Some records
──────────

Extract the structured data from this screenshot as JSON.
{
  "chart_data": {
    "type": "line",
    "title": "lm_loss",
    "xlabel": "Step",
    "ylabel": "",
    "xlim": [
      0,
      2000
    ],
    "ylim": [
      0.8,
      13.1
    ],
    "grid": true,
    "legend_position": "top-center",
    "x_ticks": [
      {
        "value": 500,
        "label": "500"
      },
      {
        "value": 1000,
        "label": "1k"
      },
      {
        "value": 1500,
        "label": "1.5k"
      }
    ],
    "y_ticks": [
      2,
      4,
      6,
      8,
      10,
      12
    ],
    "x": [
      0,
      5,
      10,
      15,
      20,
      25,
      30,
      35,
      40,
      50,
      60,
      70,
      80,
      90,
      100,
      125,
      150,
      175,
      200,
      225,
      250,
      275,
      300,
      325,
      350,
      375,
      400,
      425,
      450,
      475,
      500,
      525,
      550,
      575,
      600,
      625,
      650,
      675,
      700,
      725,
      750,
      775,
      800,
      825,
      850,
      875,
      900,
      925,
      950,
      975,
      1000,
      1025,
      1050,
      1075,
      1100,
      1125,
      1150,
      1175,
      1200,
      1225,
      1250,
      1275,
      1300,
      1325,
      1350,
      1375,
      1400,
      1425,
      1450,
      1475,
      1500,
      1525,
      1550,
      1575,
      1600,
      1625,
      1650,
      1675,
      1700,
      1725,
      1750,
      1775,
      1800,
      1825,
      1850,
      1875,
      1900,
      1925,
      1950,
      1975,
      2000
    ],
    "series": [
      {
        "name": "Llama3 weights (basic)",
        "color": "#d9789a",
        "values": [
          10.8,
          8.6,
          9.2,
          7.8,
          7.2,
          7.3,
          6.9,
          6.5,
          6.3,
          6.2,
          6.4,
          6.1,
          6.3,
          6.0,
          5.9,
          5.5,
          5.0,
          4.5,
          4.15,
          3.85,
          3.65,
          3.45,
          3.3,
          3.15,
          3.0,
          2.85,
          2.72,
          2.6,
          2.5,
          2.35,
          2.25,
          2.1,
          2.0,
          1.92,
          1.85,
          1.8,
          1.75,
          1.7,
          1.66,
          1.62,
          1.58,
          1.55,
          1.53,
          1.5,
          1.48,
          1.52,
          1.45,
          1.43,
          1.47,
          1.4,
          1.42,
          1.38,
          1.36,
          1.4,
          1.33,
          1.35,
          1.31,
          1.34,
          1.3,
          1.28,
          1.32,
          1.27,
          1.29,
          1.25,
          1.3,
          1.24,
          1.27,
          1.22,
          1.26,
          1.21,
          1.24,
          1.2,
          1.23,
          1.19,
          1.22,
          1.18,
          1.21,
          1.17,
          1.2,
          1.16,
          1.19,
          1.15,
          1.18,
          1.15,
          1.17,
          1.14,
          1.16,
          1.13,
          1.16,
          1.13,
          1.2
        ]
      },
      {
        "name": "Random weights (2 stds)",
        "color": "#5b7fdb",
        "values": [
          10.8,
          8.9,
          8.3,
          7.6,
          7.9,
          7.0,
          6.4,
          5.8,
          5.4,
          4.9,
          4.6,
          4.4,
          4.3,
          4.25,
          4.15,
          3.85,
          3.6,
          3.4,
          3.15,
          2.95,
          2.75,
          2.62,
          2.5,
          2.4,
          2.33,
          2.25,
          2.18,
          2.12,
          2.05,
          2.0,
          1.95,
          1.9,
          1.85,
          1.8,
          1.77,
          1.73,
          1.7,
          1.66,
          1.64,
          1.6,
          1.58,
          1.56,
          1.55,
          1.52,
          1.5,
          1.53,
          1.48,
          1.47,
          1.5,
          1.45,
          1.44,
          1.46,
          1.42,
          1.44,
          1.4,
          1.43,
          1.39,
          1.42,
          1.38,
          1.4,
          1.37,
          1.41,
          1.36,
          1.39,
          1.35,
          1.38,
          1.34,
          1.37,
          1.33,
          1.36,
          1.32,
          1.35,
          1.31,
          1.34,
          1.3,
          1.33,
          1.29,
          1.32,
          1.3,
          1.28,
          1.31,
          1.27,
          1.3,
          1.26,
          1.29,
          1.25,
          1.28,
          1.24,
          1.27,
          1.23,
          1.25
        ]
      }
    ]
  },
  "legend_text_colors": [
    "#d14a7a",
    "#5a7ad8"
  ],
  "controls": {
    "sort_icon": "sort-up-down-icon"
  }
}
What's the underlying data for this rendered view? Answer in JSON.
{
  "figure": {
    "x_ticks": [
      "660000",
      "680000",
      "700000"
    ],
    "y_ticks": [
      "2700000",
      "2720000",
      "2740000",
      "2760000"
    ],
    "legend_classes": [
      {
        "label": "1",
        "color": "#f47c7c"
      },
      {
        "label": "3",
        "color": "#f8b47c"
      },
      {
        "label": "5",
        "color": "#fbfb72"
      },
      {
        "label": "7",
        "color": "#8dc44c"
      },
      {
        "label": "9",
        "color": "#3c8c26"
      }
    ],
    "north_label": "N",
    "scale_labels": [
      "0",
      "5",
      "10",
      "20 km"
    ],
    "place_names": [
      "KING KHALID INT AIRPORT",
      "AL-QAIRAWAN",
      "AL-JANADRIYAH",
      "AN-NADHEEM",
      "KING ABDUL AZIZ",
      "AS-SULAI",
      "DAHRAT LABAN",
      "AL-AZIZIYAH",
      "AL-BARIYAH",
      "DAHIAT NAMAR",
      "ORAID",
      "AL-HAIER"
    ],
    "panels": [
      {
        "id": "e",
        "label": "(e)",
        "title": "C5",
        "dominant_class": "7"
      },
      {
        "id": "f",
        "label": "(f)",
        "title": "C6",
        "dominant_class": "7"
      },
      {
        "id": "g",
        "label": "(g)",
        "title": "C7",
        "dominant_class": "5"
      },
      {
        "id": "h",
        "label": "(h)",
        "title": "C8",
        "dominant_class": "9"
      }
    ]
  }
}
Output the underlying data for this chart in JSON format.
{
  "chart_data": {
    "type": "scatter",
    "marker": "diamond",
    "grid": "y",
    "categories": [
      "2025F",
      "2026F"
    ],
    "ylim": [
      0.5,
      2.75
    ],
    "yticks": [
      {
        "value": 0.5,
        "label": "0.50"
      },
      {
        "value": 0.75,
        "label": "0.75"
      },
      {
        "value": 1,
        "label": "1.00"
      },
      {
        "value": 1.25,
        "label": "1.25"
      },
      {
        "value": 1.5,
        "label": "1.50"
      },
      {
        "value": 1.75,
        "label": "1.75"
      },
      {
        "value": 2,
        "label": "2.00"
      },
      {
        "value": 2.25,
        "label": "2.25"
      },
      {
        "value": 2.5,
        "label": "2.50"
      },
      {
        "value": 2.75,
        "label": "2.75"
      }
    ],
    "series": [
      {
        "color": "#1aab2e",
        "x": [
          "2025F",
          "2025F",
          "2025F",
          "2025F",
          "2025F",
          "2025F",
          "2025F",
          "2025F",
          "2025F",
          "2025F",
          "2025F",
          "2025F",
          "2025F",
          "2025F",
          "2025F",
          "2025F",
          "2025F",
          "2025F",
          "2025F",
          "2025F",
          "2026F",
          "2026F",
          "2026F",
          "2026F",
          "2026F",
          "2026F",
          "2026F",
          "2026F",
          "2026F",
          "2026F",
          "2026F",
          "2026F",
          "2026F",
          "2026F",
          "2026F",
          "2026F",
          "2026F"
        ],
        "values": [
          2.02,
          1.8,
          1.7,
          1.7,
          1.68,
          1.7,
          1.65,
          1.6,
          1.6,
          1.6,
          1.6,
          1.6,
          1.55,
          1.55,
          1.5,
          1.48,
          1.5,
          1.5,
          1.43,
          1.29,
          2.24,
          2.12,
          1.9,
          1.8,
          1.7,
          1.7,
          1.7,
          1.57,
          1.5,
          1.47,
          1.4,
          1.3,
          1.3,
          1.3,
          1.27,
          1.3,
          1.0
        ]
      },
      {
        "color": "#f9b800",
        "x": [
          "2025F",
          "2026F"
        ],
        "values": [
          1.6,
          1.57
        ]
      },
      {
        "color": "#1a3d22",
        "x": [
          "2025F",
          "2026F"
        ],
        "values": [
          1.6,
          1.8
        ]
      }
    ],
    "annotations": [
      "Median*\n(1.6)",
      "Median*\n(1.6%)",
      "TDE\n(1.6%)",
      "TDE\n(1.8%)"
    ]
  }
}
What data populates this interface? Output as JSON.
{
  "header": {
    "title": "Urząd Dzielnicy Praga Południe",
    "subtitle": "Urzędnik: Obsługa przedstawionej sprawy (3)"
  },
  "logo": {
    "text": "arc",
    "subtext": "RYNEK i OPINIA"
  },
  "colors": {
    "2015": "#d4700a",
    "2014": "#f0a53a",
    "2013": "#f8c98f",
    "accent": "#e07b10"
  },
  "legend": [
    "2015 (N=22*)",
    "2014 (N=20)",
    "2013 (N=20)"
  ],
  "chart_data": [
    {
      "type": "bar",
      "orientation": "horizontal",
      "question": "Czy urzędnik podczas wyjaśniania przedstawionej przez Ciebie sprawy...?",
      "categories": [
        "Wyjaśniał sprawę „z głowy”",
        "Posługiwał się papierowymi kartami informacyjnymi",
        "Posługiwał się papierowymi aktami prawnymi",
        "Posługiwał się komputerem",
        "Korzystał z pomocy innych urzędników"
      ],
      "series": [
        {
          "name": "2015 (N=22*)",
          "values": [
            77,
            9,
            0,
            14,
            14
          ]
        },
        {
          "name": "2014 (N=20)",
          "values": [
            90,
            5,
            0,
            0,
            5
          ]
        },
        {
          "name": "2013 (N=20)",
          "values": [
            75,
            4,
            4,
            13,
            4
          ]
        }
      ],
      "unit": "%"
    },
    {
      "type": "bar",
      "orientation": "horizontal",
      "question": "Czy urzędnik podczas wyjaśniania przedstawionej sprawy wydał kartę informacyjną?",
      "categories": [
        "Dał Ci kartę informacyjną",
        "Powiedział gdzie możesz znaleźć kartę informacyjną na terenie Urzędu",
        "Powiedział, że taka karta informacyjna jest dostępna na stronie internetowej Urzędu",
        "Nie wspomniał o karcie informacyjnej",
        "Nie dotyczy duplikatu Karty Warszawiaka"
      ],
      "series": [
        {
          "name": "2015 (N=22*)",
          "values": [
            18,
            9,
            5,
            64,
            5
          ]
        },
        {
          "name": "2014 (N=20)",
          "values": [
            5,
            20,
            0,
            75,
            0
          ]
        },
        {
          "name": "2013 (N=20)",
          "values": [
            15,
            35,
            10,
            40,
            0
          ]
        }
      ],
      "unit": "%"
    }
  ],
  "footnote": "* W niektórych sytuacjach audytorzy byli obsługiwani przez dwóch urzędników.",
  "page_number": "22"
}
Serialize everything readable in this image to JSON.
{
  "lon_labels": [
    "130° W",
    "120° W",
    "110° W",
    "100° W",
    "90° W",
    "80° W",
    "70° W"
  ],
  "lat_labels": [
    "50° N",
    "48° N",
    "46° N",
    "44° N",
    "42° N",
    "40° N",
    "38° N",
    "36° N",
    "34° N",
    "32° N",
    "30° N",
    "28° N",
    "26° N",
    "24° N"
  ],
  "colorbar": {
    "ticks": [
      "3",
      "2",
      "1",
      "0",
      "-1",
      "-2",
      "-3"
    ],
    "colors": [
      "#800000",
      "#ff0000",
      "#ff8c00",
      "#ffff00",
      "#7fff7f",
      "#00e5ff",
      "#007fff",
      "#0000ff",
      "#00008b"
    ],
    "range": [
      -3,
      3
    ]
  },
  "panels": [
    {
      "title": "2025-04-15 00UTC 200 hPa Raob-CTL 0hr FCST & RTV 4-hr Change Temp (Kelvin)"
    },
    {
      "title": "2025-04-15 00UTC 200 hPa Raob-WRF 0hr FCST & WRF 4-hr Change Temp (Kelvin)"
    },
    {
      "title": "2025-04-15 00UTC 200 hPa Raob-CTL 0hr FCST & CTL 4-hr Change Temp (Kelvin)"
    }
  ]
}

──────────

- EXERCISE DESCRIPTION -
With both ends included, please retype exactly the lines from the line containing "Serialize everything readable" to the final line of the data.

- TASK SOLUTION -
Serialize everything readable in this image to JSON.
{
  "lon_labels": [
    "130° W",
    "120° W",
    "110° W",
    "100° W",
    "90° W",
    "80° W",
    "70° W"
  ],
  "lat_labels": [
    "50° N",
    "48° N",
    "46° N",
    "44° N",
    "42° N",
    "40° N",
    "38° N",
    "36° N",
    "34° N",
    "32° N",
    "30° N",
    "28° N",
    "26° N",
    "24° N"
  ],
  "colorbar": {
    "ticks": [
      "3",
      "2",
      "1",
      "0",
      "-1",
      "-2",
      "-3"
    ],
    "colors": [
      "#800000",
      "#ff0000",
      "#ff8c00",
      "#ffff00",
      "#7fff7f",
      "#00e5ff",
      "#007fff",
      "#0000ff",
      "#00008b"
    ],
    "range": [
      -3,
      3
    ]
  },
  "panels": [
    {
      "title": "2025-04-15 00UTC 200 hPa Raob-CTL 0hr FCST & RTV 4-hr Change Temp (Kelvin)"
    },
    {
      "title": "2025-04-15 00UTC 200 hPa Raob-WRF 0hr FCST & WRF 4-hr Change Temp (Kelvin)"
    },
    {
      "title": "2025-04-15 00UTC 200 hPa Raob-CTL 0hr FCST & CTL 4-hr Change Temp (Kelvin)"
    }
  ]
}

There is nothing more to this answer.